Prompt: Please extract every line of the data below verbatim, leaving out the pictures.

┌─ Supplied information

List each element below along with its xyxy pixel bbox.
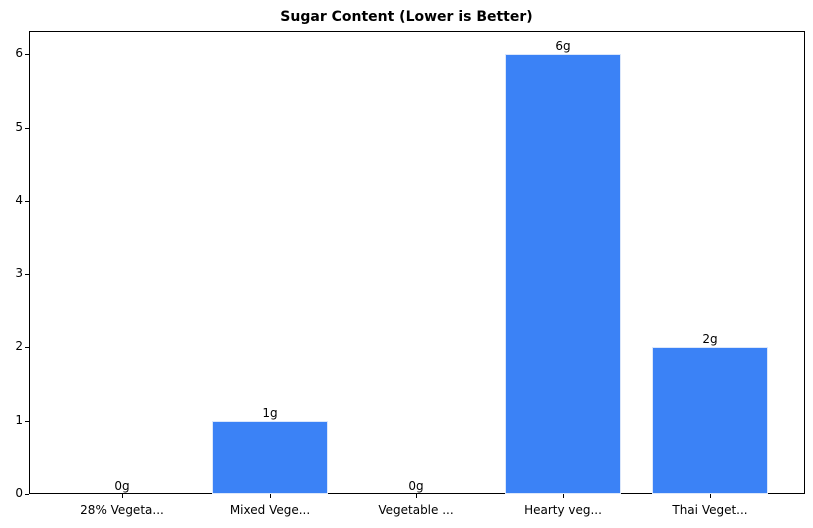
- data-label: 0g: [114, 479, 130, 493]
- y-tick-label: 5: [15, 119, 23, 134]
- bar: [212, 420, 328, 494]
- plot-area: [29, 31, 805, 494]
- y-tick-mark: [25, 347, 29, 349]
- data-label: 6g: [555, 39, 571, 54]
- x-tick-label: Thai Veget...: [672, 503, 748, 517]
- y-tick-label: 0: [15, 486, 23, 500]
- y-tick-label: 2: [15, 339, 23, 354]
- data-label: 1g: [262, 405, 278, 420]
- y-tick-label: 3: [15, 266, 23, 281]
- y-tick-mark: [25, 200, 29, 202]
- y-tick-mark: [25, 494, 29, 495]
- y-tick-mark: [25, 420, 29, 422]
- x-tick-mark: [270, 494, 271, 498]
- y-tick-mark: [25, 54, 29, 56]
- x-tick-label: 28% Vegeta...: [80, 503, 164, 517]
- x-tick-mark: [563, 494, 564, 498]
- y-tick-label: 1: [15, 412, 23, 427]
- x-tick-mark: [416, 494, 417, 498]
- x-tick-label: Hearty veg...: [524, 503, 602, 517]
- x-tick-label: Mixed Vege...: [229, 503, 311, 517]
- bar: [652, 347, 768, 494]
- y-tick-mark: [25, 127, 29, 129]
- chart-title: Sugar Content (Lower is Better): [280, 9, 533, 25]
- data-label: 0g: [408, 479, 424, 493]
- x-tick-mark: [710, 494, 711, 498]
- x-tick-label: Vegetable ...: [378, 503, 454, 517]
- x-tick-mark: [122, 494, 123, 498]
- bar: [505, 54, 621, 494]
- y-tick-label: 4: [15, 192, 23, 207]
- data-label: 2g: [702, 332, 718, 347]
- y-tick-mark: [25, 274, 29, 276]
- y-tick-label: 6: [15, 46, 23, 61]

└─

The answer:
List each element below along with its xyxy pixel bbox.
- data-label: 0g: [114, 479, 130, 493]
- y-tick-label: 5: [15, 119, 23, 134]
- bar: [212, 420, 328, 494]
- plot-area: [29, 31, 805, 494]
- y-tick-mark: [25, 347, 29, 349]
- data-label: 6g: [555, 39, 571, 54]
- x-tick-label: Thai Veget...: [672, 503, 748, 517]
- y-tick-label: 0: [15, 486, 23, 500]
- y-tick-label: 2: [15, 339, 23, 354]
- data-label: 1g: [262, 405, 278, 420]
- y-tick-label: 3: [15, 266, 23, 281]
- y-tick-mark: [25, 200, 29, 202]
- y-tick-mark: [25, 494, 29, 495]
- y-tick-mark: [25, 420, 29, 422]
- x-tick-mark: [270, 494, 271, 498]
- y-tick-mark: [25, 54, 29, 56]
- x-tick-label: 28% Vegeta...: [80, 503, 164, 517]
- x-tick-mark: [563, 494, 564, 498]
- y-tick-label: 1: [15, 412, 23, 427]
- x-tick-mark: [416, 494, 417, 498]
- x-tick-label: Hearty veg...: [524, 503, 602, 517]
- x-tick-label: Mixed Vege...: [229, 503, 311, 517]
- bar: [652, 347, 768, 494]
- y-tick-mark: [25, 127, 29, 129]
- chart-title: Sugar Content (Lower is Better): [280, 9, 533, 25]
- data-label: 0g: [408, 479, 424, 493]
- x-tick-mark: [710, 494, 711, 498]
- x-tick-label: Vegetable ...: [378, 503, 454, 517]
- x-tick-mark: [122, 494, 123, 498]
- bar: [505, 54, 621, 494]
- y-tick-label: 4: [15, 192, 23, 207]
- data-label: 2g: [702, 332, 718, 347]
- y-tick-mark: [25, 274, 29, 276]
- y-tick-label: 6: [15, 46, 23, 61]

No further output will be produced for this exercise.